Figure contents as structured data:
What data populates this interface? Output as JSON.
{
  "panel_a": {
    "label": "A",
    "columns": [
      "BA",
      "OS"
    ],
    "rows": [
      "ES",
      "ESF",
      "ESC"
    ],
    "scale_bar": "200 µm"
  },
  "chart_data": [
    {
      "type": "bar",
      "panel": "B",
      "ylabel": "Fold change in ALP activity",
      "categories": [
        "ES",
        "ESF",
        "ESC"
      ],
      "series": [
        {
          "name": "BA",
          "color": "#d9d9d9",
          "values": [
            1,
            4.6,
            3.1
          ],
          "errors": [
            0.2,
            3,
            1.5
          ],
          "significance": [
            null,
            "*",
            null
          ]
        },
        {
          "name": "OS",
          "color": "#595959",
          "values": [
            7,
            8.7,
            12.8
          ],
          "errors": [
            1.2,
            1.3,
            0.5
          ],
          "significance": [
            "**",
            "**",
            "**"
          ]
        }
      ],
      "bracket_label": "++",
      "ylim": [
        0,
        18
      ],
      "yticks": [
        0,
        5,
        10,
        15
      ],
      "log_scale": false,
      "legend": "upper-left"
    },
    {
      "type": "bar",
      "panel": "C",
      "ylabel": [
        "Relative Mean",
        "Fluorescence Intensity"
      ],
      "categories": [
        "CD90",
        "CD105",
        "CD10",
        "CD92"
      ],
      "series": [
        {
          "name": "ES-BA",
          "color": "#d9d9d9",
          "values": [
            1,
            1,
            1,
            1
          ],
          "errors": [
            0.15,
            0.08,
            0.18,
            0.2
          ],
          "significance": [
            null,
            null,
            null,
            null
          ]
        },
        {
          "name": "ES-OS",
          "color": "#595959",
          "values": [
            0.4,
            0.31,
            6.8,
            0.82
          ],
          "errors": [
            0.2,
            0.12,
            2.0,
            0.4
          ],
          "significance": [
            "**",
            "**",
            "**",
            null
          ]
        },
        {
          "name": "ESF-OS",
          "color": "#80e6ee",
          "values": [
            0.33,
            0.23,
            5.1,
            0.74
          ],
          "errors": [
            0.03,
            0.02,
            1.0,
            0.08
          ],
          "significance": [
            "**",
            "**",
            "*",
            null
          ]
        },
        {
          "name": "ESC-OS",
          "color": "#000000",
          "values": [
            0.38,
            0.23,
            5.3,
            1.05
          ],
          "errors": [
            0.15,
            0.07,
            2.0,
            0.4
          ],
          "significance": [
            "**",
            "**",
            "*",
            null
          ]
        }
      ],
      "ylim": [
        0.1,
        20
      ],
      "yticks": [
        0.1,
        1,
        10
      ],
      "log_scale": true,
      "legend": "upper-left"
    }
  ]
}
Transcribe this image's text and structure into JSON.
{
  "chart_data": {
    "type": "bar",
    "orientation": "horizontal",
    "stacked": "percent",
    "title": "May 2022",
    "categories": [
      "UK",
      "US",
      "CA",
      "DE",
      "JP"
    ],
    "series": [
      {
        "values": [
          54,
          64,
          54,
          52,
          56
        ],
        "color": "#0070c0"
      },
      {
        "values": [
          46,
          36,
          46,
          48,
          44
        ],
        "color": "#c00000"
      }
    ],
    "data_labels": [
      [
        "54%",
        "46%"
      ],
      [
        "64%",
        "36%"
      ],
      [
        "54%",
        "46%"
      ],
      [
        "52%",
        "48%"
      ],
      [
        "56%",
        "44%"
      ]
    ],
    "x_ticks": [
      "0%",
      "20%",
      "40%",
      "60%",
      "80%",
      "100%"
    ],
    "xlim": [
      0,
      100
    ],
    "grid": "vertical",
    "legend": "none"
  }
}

INSTRUCTIONS FOR THE TASK - Restate each of the entries above verbatim.

RESPONSE -
What data populates this interface? Output as JSON.
{
  "panel_a": {
    "label": "A",
    "columns": [
      "BA",
      "OS"
    ],
    "rows": [
      "ES",
      "ESF",
      "ESC"
    ],
    "scale_bar": "200 µm"
  },
  "chart_data": [
    {
      "type": "bar",
      "panel": "B",
      "ylabel": "Fold change in ALP activity",
      "categories": [
        "ES",
        "ESF",
        "ESC"
      ],
      "series": [
        {
          "name": "BA",
          "color": "#d9d9d9",
          "values": [
            1,
            4.6,
            3.1
          ],
          "errors": [
            0.2,
            3,
            1.5
          ],
          "significance": [
            null,
            "*",
            null
          ]
        },
        {
          "name": "OS",
          "color": "#595959",
          "values": [
            7,
            8.7,
            12.8
          ],
          "errors": [
            1.2,
            1.3,
            0.5
          ],
          "significance": [
            "**",
            "**",
            "**"
          ]
        }
      ],
      "bracket_label": "++",
      "ylim": [
        0,
        18
      ],
      "yticks": [
        0,
        5,
        10,
        15
      ],
      "log_scale": false,
      "legend": "upper-left"
    },
    {
      "type": "bar",
      "panel": "C",
      "ylabel": [
        "Relative Mean",
        "Fluorescence Intensity"
      ],
      "categories": [
        "CD90",
        "CD105",
        "CD10",
        "CD92"
      ],
      "series": [
        {
          "name": "ES-BA",
          "color": "#d9d9d9",
          "values": [
            1,
            1,
            1,
            1
          ],
          "errors": [
            0.15,
            0.08,
            0.18,
            0.2
          ],
          "significance": [
            null,
            null,
            null,
            null
          ]
        },
        {
          "name": "ES-OS",
          "color": "#595959",
          "values": [
            0.4,
            0.31,
            6.8,
            0.82
          ],
          "errors": [
            0.2,
            0.12,
            2.0,
            0.4
          ],
          "significance": [
            "**",
            "**",
            "**",
            null
          ]
        },
        {
          "name": "ESF-OS",
          "color": "#80e6ee",
          "values": [
            0.33,
            0.23,
            5.1,
            0.74
          ],
          "errors": [
            0.03,
            0.02,
            1.0,
            0.08
          ],
          "significance": [
            "**",
            "**",
            "*",
            null
          ]
        },
        {
          "name": "ESC-OS",
          "color": "#000000",
          "values": [
            0.38,
            0.23,
            5.3,
            1.05
          ],
          "errors": [
            0.15,
            0.07,
            2.0,
            0.4
          ],
          "significance": [
            "**",
            "**",
            "*",
            null
          ]
        }
      ],
      "ylim": [
        0.1,
        20
      ],
      "yticks": [
        0.1,
        1,
        10
      ],
      "log_scale": true,
      "legend": "upper-left"
    }
  ]
}
Transcribe this image's text and structure into JSON.
{
  "chart_data": {
    "type": "bar",
    "orientation": "horizontal",
    "stacked": "percent",
    "title": "May 2022",
    "categories": [
      "UK",
      "US",
      "CA",
      "DE",
      "JP"
    ],
    "series": [
      {
        "values": [
          54,
          64,
          54,
          52,
          56
        ],
        "color": "#0070c0"
      },
      {
        "values": [
          46,
          36,
          46,
          48,
          44
        ],
        "color": "#c00000"
      }
    ],
    "data_labels": [
      [
        "54%",
        "46%"
      ],
      [
        "64%",
        "36%"
      ],
      [
        "54%",
        "46%"
      ],
      [
        "52%",
        "48%"
      ],
      [
        "56%",
        "44%"
      ]
    ],
    "x_ticks": [
      "0%",
      "20%",
      "40%",
      "60%",
      "80%",
      "100%"
    ],
    "xlim": [
      0,
      100
    ],
    "grid": "vertical",
    "legend": "none"
  }
}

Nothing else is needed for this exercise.